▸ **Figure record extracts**
»»
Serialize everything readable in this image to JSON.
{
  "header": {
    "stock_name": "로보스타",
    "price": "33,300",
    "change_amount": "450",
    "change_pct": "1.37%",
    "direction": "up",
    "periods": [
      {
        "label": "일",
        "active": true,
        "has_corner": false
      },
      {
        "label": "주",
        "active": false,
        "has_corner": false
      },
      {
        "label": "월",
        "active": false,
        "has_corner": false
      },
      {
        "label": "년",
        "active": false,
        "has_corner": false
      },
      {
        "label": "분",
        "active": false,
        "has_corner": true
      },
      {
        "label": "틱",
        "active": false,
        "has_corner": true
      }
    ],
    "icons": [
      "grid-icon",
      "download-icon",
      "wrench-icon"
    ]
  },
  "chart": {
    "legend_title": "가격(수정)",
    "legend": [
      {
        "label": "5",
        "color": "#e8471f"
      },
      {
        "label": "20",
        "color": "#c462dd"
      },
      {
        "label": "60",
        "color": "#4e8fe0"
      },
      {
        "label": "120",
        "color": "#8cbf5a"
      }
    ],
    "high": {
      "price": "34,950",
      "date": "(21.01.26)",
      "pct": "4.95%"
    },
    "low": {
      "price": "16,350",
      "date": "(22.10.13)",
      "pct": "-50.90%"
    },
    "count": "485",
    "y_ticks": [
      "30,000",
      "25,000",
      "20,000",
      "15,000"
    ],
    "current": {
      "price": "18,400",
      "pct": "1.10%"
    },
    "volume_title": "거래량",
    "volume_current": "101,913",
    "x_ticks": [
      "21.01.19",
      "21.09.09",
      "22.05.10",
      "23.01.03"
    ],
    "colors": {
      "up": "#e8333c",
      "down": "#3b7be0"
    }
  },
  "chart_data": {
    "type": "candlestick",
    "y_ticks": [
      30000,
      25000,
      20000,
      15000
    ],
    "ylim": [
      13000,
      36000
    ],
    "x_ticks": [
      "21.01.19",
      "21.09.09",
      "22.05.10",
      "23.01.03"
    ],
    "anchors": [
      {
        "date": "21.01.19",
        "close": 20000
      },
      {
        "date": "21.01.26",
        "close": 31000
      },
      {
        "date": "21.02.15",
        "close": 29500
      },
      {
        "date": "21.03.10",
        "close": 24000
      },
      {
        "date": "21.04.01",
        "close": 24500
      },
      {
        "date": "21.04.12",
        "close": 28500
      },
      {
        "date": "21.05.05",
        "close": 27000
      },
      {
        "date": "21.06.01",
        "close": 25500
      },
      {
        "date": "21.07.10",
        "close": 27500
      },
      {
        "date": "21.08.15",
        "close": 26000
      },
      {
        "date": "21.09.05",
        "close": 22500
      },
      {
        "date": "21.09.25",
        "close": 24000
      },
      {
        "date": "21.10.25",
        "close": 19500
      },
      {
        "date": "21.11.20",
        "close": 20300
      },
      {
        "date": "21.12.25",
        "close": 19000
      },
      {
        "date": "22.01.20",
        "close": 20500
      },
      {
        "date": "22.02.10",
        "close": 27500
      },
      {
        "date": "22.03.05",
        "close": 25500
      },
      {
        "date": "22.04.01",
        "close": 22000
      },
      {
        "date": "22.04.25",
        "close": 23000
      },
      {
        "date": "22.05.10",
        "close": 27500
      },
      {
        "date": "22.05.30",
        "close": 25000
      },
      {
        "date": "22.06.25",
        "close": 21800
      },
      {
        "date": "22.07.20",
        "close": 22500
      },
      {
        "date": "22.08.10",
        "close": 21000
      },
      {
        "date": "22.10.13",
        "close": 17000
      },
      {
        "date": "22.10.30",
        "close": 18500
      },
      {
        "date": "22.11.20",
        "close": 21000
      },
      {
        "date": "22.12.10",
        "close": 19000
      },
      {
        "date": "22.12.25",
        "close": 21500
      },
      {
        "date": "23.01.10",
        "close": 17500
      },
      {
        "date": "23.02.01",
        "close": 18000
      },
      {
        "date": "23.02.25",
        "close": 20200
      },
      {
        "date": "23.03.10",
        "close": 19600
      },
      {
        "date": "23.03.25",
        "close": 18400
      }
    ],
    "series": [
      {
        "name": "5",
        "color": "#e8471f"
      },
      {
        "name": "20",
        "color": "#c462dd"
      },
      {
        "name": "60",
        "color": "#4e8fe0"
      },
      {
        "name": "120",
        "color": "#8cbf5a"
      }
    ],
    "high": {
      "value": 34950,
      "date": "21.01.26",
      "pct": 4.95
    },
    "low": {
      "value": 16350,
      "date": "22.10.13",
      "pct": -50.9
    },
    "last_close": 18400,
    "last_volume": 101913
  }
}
««
▸ **Objective**
The data above must be returned in full, exactly as written.

▸ **Full solution**
Serialize everything readable in this image to JSON.
{
  "header": {
    "stock_name": "로보스타",
    "price": "33,300",
    "change_amount": "450",
    "change_pct": "1.37%",
    "direction": "up",
    "periods": [
      {
        "label": "일",
        "active": true,
        "has_corner": false
      },
      {
        "label": "주",
        "active": false,
        "has_corner": false
      },
      {
        "label": "월",
        "active": false,
        "has_corner": false
      },
      {
        "label": "년",
        "active": false,
        "has_corner": false
      },
      {
        "label": "분",
        "active": false,
        "has_corner": true
      },
      {
        "label": "틱",
        "active": false,
        "has_corner": true
      }
    ],
    "icons": [
      "grid-icon",
      "download-icon",
      "wrench-icon"
    ]
  },
  "chart": {
    "legend_title": "가격(수정)",
    "legend": [
      {
        "label": "5",
        "color": "#e8471f"
      },
      {
        "label": "20",
        "color": "#c462dd"
      },
      {
        "label": "60",
        "color": "#4e8fe0"
      },
      {
        "label": "120",
        "color": "#8cbf5a"
      }
    ],
    "high": {
      "price": "34,950",
      "date": "(21.01.26)",
      "pct": "4.95%"
    },
    "low": {
      "price": "16,350",
      "date": "(22.10.13)",
      "pct": "-50.90%"
    },
    "count": "485",
    "y_ticks": [
      "30,000",
      "25,000",
      "20,000",
      "15,000"
    ],
    "current": {
      "price": "18,400",
      "pct": "1.10%"
    },
    "volume_title": "거래량",
    "volume_current": "101,913",
    "x_ticks": [
      "21.01.19",
      "21.09.09",
      "22.05.10",
      "23.01.03"
    ],
    "colors": {
      "up": "#e8333c",
      "down": "#3b7be0"
    }
  },
  "chart_data": {
    "type": "candlestick",
    "y_ticks": [
      30000,
      25000,
      20000,
      15000
    ],
    "ylim": [
      13000,
      36000
    ],
    "x_ticks": [
      "21.01.19",
      "21.09.09",
      "22.05.10",
      "23.01.03"
    ],
    "anchors": [
      {
        "date": "21.01.19",
        "close": 20000
      },
      {
        "date": "21.01.26",
        "close": 31000
      },
      {
        "date": "21.02.15",
        "close": 29500
      },
      {
        "date": "21.03.10",
        "close": 24000
      },
      {
        "date": "21.04.01",
        "close": 24500
      },
      {
        "date": "21.04.12",
        "close": 28500
      },
      {
        "date": "21.05.05",
        "close": 27000
      },
      {
        "date": "21.06.01",
        "close": 25500
      },
      {
        "date": "21.07.10",
        "close": 27500
      },
      {
        "date": "21.08.15",
        "close": 26000
      },
      {
        "date": "21.09.05",
        "close": 22500
      },
      {
        "date": "21.09.25",
        "close": 24000
      },
      {
        "date": "21.10.25",
        "close": 19500
      },
      {
        "date": "21.11.20",
        "close": 20300
      },
      {
        "date": "21.12.25",
        "close": 19000
      },
      {
        "date": "22.01.20",
        "close": 20500
      },
      {
        "date": "22.02.10",
        "close": 27500
      },
      {
        "date": "22.03.05",
        "close": 25500
      },
      {
        "date": "22.04.01",
        "close": 22000
      },
      {
        "date": "22.04.25",
        "close": 23000
      },
      {
        "date": "22.05.10",
        "close": 27500
      },
      {
        "date": "22.05.30",
        "close": 25000
      },
      {
        "date": "22.06.25",
        "close": 21800
      },
      {
        "date": "22.07.20",
        "close": 22500
      },
      {
        "date": "22.08.10",
        "close": 21000
      },
      {
        "date": "22.10.13",
        "close": 17000
      },
      {
        "date": "22.10.30",
        "close": 18500
      },
      {
        "date": "22.11.20",
        "close": 21000
      },
      {
        "date": "22.12.10",
        "close": 19000
      },
      {
        "date": "22.12.25",
        "close": 21500
      },
      {
        "date": "23.01.10",
        "close": 17500
      },
      {
        "date": "23.02.01",
        "close": 18000
      },
      {
        "date": "23.02.25",
        "close": 20200
      },
      {
        "date": "23.03.10",
        "close": 19600
      },
      {
        "date": "23.03.25",
        "close": 18400
      }
    ],
    "series": [
      {
        "name": "5",
        "color": "#e8471f"
      },
      {
        "name": "20",
        "color": "#c462dd"
      },
      {
        "name": "60",
        "color": "#4e8fe0"
      },
      {
        "name": "120",
        "color": "#8cbf5a"
      }
    ],
    "high": {
      "value": 34950,
      "date": "21.01.26",
      "pct": 4.95
    },
    "low": {
      "value": 16350,
      "date": "22.10.13",
      "pct": -50.9
    },
    "last_close": 18400,
    "last_volume": 101913
  }
}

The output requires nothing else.